**Required work**
Take each line containing "JSON" and report it exactly as written.

Records from a collection of figures
* * * * * * * * *
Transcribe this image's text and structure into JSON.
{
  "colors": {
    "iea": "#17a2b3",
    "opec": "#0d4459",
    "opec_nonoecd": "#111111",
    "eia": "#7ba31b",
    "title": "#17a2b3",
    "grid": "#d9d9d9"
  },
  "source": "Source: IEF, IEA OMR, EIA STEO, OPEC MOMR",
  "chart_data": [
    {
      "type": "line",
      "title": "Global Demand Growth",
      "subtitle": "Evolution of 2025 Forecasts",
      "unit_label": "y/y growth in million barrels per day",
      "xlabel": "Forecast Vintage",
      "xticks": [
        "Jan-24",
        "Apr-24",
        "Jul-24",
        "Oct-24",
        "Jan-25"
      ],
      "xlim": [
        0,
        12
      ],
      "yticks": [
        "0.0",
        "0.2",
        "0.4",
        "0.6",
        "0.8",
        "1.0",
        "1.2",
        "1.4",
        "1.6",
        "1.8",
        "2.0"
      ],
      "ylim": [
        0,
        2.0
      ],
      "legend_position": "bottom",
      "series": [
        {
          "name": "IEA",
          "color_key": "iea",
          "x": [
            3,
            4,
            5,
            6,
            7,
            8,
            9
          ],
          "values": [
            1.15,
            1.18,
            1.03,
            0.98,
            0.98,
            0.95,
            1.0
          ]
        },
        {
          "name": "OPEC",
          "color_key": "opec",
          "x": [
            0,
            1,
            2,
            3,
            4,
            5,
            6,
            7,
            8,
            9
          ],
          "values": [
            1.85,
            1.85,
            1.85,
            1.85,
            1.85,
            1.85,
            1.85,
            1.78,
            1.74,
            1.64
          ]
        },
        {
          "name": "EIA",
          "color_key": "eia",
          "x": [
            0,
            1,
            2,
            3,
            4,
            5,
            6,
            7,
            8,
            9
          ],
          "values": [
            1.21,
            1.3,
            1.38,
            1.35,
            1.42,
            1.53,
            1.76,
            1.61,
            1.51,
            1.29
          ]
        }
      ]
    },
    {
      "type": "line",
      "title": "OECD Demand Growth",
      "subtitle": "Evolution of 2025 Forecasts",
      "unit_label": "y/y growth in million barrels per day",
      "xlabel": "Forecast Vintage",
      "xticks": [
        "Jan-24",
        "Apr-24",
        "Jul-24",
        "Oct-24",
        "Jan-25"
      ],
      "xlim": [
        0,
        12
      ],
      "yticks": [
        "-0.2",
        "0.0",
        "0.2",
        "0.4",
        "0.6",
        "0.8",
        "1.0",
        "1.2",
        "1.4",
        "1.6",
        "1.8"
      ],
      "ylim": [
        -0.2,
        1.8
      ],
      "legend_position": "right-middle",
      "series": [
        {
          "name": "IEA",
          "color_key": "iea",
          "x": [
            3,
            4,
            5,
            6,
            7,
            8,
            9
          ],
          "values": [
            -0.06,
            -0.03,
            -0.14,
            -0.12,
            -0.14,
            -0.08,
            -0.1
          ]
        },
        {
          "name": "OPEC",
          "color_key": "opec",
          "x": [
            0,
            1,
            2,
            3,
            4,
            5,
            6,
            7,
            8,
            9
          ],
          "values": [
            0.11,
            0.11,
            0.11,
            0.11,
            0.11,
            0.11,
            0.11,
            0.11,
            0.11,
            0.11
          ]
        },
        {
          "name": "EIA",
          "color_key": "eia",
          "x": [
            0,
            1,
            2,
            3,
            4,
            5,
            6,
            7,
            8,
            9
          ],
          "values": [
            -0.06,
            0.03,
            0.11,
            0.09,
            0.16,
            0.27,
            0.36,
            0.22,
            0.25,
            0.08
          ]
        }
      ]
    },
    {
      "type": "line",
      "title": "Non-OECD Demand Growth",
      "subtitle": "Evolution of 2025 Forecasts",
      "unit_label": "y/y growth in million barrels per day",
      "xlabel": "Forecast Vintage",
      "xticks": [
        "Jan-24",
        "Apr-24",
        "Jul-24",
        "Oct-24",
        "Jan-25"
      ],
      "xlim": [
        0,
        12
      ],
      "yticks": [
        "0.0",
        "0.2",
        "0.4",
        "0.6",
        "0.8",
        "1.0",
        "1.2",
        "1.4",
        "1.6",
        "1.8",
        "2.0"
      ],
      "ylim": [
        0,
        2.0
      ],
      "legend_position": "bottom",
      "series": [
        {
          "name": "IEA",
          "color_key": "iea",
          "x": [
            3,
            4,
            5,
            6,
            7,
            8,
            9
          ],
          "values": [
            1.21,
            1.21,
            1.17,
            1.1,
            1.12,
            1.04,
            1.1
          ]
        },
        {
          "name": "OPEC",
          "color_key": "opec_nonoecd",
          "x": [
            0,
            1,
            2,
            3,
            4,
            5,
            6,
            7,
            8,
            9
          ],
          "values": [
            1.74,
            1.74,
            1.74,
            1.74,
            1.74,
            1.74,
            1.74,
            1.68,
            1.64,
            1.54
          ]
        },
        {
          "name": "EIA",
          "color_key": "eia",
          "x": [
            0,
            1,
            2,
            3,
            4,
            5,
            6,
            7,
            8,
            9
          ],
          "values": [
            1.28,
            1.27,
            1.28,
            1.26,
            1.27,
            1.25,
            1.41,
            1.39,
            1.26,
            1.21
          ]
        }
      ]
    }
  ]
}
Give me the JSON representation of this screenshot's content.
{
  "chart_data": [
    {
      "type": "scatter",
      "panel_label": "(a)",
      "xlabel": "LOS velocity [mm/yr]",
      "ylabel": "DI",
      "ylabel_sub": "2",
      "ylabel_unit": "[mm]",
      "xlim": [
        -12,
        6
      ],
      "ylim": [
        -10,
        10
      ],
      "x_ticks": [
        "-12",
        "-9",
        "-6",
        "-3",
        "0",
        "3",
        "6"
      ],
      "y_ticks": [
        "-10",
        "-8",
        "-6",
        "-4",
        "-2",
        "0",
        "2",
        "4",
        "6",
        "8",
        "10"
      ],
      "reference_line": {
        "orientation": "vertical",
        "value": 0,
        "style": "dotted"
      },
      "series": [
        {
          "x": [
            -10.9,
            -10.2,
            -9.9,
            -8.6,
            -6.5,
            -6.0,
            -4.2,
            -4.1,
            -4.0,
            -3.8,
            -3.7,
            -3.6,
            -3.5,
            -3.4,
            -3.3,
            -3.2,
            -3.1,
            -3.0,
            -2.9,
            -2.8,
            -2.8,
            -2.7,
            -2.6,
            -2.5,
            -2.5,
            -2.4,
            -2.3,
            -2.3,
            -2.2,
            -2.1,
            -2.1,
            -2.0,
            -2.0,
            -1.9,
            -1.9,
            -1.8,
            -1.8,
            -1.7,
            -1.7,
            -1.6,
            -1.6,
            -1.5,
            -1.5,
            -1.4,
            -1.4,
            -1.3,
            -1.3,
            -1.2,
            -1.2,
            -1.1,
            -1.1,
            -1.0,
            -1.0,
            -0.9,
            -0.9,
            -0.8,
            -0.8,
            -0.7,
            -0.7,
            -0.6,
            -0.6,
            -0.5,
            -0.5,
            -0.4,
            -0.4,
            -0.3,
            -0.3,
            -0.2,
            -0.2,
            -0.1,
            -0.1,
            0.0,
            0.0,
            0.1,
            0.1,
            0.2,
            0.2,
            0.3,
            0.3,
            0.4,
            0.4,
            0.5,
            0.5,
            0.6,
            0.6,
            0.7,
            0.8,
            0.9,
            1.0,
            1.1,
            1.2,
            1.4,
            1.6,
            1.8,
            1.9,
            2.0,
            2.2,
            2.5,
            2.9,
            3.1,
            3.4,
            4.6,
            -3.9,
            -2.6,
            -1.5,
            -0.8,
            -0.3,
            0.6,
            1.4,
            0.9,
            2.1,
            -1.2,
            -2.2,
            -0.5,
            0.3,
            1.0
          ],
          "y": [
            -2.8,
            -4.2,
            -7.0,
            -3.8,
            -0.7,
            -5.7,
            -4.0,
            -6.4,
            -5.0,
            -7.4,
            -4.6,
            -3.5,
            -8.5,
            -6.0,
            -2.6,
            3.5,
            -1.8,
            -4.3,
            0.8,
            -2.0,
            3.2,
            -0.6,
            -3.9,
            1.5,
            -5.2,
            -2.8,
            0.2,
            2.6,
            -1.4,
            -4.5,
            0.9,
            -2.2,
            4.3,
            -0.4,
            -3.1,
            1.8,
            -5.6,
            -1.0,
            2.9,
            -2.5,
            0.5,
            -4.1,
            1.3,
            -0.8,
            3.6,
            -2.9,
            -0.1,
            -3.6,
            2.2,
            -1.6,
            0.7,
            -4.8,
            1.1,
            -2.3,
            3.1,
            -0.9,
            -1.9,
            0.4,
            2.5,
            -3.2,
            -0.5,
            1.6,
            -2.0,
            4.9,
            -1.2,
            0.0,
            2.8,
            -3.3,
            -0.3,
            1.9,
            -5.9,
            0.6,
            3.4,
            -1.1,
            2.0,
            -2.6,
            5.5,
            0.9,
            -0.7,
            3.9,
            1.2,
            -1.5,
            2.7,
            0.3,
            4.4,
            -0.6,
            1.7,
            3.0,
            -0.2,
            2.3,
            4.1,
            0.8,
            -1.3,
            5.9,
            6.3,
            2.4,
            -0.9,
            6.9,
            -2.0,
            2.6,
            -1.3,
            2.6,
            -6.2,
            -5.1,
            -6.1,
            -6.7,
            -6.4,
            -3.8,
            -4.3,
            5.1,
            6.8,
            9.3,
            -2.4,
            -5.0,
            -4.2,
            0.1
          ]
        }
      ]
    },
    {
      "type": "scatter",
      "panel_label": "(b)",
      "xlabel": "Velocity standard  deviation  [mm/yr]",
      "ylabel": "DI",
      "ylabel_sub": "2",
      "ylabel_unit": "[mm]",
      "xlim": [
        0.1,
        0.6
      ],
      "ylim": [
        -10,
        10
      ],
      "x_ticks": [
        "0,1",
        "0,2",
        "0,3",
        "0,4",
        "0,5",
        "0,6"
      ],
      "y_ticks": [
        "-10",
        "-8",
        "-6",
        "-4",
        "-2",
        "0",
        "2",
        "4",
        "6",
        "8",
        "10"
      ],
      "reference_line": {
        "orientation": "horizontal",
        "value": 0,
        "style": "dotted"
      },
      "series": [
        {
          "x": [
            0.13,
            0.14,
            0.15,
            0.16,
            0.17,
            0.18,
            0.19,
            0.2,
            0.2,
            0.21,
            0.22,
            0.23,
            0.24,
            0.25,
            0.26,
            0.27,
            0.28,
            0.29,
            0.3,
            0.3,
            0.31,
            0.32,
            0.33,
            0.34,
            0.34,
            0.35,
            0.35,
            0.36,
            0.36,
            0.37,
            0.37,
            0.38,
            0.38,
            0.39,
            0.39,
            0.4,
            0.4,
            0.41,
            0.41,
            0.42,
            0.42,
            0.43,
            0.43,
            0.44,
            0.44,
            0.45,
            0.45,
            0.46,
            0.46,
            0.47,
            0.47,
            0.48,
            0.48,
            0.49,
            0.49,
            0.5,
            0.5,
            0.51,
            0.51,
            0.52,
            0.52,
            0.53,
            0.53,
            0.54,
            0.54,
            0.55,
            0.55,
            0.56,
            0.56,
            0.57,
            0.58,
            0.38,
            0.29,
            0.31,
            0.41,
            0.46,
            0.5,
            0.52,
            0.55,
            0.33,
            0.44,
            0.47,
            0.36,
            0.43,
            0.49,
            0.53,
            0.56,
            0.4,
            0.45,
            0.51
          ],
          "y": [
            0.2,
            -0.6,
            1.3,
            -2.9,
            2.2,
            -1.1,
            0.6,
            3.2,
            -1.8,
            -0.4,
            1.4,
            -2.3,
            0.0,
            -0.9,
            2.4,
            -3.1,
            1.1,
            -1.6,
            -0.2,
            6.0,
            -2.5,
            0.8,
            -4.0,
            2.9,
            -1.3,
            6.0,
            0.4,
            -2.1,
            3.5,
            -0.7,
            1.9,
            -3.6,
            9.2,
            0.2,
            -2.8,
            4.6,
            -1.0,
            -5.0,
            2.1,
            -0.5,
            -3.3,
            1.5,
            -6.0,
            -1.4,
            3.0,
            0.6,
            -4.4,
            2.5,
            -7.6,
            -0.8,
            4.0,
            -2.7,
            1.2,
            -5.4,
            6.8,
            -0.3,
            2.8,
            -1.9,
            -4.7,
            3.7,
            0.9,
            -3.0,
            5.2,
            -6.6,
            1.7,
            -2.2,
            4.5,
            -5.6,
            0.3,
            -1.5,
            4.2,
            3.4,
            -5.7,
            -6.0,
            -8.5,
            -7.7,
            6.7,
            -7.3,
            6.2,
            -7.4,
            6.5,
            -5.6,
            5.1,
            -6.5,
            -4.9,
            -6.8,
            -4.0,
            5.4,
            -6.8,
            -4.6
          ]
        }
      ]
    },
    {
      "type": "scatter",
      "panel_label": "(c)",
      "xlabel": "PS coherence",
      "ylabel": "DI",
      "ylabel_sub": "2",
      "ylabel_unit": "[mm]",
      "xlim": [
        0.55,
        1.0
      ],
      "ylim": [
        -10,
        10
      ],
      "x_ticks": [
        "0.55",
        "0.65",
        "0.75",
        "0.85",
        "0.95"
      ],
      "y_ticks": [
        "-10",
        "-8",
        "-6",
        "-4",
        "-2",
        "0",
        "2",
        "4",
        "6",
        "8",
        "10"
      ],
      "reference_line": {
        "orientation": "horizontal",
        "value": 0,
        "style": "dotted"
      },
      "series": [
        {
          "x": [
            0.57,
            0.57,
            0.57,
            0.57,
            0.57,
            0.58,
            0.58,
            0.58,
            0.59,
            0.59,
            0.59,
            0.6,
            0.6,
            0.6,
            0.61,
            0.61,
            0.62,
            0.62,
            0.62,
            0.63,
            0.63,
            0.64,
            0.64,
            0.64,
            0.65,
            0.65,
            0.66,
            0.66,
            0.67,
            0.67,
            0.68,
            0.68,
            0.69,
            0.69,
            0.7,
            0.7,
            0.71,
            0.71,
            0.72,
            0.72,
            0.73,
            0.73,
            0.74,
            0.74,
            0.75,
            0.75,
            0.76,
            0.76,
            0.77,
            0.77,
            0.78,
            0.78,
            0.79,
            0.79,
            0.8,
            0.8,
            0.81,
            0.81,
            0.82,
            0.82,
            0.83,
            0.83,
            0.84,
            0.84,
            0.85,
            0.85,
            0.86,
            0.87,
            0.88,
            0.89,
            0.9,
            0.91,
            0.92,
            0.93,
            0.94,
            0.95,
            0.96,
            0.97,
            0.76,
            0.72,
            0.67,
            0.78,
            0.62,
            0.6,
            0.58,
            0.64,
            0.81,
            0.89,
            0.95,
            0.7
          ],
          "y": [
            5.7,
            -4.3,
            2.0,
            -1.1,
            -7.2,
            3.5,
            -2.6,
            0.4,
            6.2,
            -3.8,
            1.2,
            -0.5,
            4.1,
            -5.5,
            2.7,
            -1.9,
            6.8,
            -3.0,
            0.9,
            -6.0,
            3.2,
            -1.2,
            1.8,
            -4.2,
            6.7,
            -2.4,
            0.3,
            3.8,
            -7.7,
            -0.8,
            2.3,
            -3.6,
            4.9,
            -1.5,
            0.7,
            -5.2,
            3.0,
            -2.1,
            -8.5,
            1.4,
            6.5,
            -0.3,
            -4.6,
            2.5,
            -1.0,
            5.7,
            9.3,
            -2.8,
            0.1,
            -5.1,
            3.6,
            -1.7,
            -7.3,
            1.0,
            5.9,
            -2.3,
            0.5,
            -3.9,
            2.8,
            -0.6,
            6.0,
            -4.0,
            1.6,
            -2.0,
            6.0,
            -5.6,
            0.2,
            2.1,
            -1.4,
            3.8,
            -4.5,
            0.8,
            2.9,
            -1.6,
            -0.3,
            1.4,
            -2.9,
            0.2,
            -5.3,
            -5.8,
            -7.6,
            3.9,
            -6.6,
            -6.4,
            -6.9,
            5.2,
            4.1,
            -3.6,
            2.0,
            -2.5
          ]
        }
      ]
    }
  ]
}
* * * * * * * * *
**Worked answer**
Transcribe this image's text and structure into JSON.
Give me the JSON representation of this screenshot's content.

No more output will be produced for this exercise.